Below are records to transcribe exactly, without their pictures.

Data records
--*--

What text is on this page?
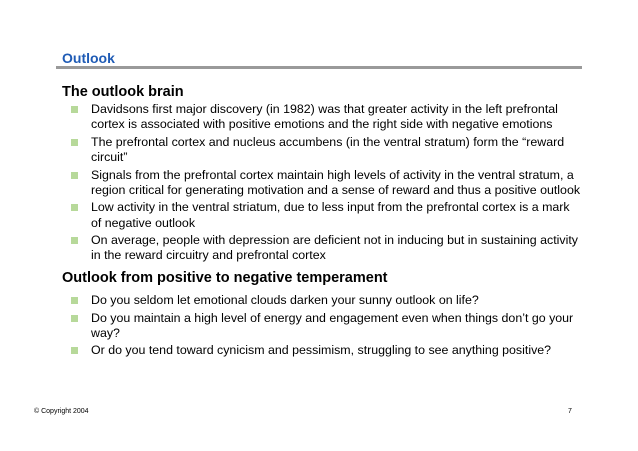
Outlook
The outlook brain
Davidsons first major discovery (in 1982) was that greater activity in the left prefrontal cortex is associated with positive emotions and the right side with negative emotions
The prefrontal cortex and nucleus accumbens (in the ventral stratum) form the “reward circuit”
Signals from the prefrontal cortex maintain high levels of activity in the ventral stratum, a region critical for generating motivation and a sense of reward and thus a positive outlook
Low activity in the ventral striatum, due to less input from the prefrontal cortex is a mark of negative outlook
On average, people with depression are deficient not in inducing but in sustaining activity in the reward circuitry and prefrontal cortex
Outlook from positive to negative temperament
Do you seldom let emotional clouds darken your sunny outlook on life?
Do you maintain a high level of energy and engagement even when things don’t go your way?
Or do you tend toward cynicism and pessimism, struggling to see anything positive?
© Copyright 2004	7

--*--

OUTPUT FOR THIS EXERCISE ::
What text is on this page?
Outlook
The outlook brain
Davidsons first major discovery (in 1982) was that greater activity in the left prefrontal cortex is associated with positive emotions and the right side with negative emotions
The prefrontal cortex and nucleus accumbens (in the ventral stratum) form the “reward circuit”
Signals from the prefrontal cortex maintain high levels of activity in the ventral stratum, a region critical for generating motivation and a sense of reward and thus a positive outlook
Low activity in the ventral striatum, due to less input from the prefrontal cortex is a mark of negative outlook
On average, people with depression are deficient not in inducing but in sustaining activity in the reward circuitry and prefrontal cortex
Outlook from positive to negative temperament
Do you seldom let emotional clouds darken your sunny outlook on life?
Do you maintain a high level of energy and engagement even when things don’t go your way?
Or do you tend toward cynicism and pessimism, struggling to see anything positive?
© Copyright 2004	7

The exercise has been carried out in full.